### INSTRUCTIONS FOR THE TASK:
Copy out the lines of every item below, swapping "Temperatura" for "Temperature" wherever it occurs and keeping everything else the same. Omit the pictures from your copy.

Some items
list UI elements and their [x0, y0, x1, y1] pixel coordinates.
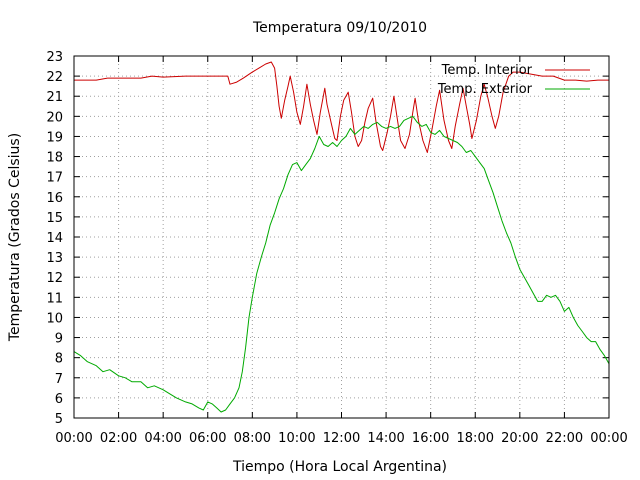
chart-title: Temperatura 09/10/2010	[252, 20, 427, 36]
y-tick-label: 14	[46, 231, 63, 246]
x-tick-label: 22:00	[546, 431, 583, 446]
y-tick-label: 6	[55, 392, 63, 407]
series-line-interior	[74, 61, 609, 153]
x-tick-label: 20:00	[501, 431, 538, 446]
y-tick-label: 16	[46, 191, 63, 206]
y-tick-label: 20	[46, 110, 63, 125]
y-tick-label: 19	[46, 130, 63, 145]
x-tick-labels: 00:00 02:00 04:00 06:00 08:00 10:00 12:00 14:00…	[55, 431, 627, 446]
y-axis-label: Temperatura (Grados Celsius)	[7, 133, 23, 342]
x-tick-label: 08:00	[234, 431, 271, 446]
grid-lines	[74, 56, 609, 418]
y-tick-label: 7	[55, 372, 63, 387]
x-tick-label: 02:00	[100, 431, 137, 446]
y-tick-label: 5	[55, 412, 63, 427]
x-tick-label: 10:00	[278, 431, 315, 446]
x-axis-label: Tiempo (Hora Local Argentina)	[232, 459, 447, 475]
legend-label: Temp. Exterior	[437, 82, 533, 97]
y-tick-label: 23	[46, 50, 63, 65]
plot-frame	[73, 55, 610, 419]
y-tick-label: 15	[46, 211, 63, 226]
y-tick-label: 12	[46, 271, 63, 286]
series-lines	[73, 61, 610, 413]
x-tick-label: 00:00	[590, 431, 627, 446]
y-tick-label: 9	[55, 332, 63, 347]
y-tick-label: 22	[46, 70, 63, 85]
x-tick-label: 14:00	[367, 431, 404, 446]
legend-label: Temp. Interior	[441, 63, 533, 78]
axis-ticks	[73, 55, 610, 419]
series-line-exterior	[73, 115, 610, 413]
x-tick-label: 16:00	[412, 431, 449, 446]
y-tick-label: 8	[55, 352, 63, 367]
x-tick-label: 00:00	[55, 431, 92, 446]
legend: Temp. Interior Temp. Exterior	[437, 63, 590, 97]
y-tick-label: 10	[46, 311, 63, 326]
y-tick-label: 18	[46, 151, 63, 166]
x-tick-label: 06:00	[189, 431, 226, 446]
y-tick-label: 17	[46, 171, 63, 186]
y-tick-label: 11	[46, 291, 63, 306]
x-tick-label: 12:00	[323, 431, 360, 446]
y-tick-label: 21	[46, 90, 63, 105]
y-tick-label: 13	[46, 251, 63, 266]
x-tick-label: 04:00	[144, 431, 181, 446]
x-tick-label: 18:00	[457, 431, 494, 446]
y-tick-labels: 5 6 7 8 9 10 11 12 13 14 15 16 17 18 19 20 21 22 23	[46, 50, 63, 427]
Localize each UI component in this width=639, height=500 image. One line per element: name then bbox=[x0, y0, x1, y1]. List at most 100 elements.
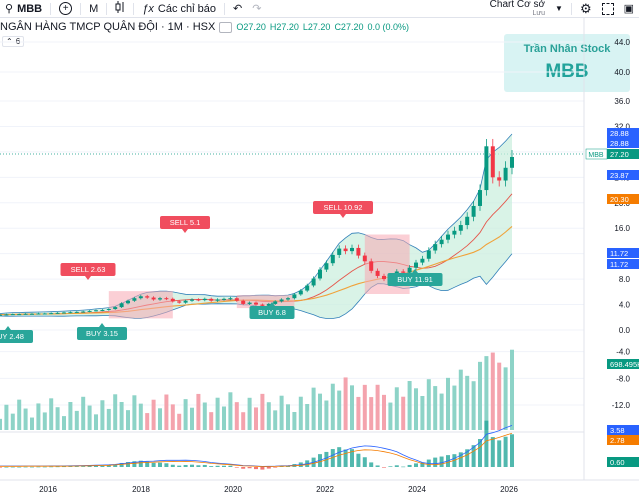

### RESULT OF THIS EXERCISE:
list UI elements and their [x0, y0, x1, y1] pixel coordinates.
chart-title: Temperature 09/10/2010	[252, 20, 427, 36]
y-tick-label: 14	[46, 231, 63, 246]
x-tick-label: 22:00	[546, 431, 583, 446]
y-tick-label: 6	[55, 392, 63, 407]
series-line-interior	[74, 61, 609, 153]
x-tick-label: 20:00	[501, 431, 538, 446]
y-tick-label: 16	[46, 191, 63, 206]
y-tick-label: 20	[46, 110, 63, 125]
y-tick-label: 19	[46, 130, 63, 145]
x-tick-labels: 00:00 02:00 04:00 06:00 08:00 10:00 12:00 14:00…	[55, 431, 627, 446]
y-axis-label: Temperature (Grados Celsius)	[7, 133, 23, 342]
x-tick-label: 08:00	[234, 431, 271, 446]
grid-lines	[74, 56, 609, 418]
y-tick-label: 7	[55, 372, 63, 387]
x-tick-label: 02:00	[100, 431, 137, 446]
y-tick-label: 5	[55, 412, 63, 427]
x-tick-label: 10:00	[278, 431, 315, 446]
x-axis-label: Tiempo (Hora Local Argentina)	[232, 459, 447, 475]
legend-label: Temp. Exterior	[437, 82, 533, 97]
y-tick-label: 23	[46, 50, 63, 65]
plot-frame	[73, 55, 610, 419]
y-tick-label: 15	[46, 211, 63, 226]
y-tick-label: 12	[46, 271, 63, 286]
series-lines	[73, 61, 610, 413]
x-tick-label: 00:00	[590, 431, 627, 446]
y-tick-label: 9	[55, 332, 63, 347]
y-tick-label: 22	[46, 70, 63, 85]
x-tick-label: 14:00	[367, 431, 404, 446]
legend-label: Temp. Interior	[441, 63, 533, 78]
axis-ticks	[73, 55, 610, 419]
series-line-exterior	[73, 115, 610, 413]
x-tick-label: 16:00	[412, 431, 449, 446]
y-tick-label: 8	[55, 352, 63, 367]
x-tick-label: 00:00	[55, 431, 92, 446]
legend: Temp. Interior Temp. Exterior	[437, 63, 590, 97]
y-tick-label: 10	[46, 311, 63, 326]
y-tick-label: 18	[46, 151, 63, 166]
x-tick-label: 06:00	[189, 431, 226, 446]
y-tick-label: 17	[46, 171, 63, 186]
y-tick-label: 11	[46, 291, 63, 306]
x-tick-label: 12:00	[323, 431, 360, 446]
y-tick-label: 21	[46, 90, 63, 105]
y-tick-label: 13	[46, 251, 63, 266]
x-tick-label: 04:00	[144, 431, 181, 446]
x-tick-label: 18:00	[457, 431, 494, 446]
y-tick-labels: 5 6 7 8 9 10 11 12 13 14 15 16 17 18 19 20 21 22 23	[46, 50, 63, 427]
Localize each UI component in this width=639, height=500 image. One line per element: name then bbox=[x0, y0, x1, y1]. List at most 100 elements.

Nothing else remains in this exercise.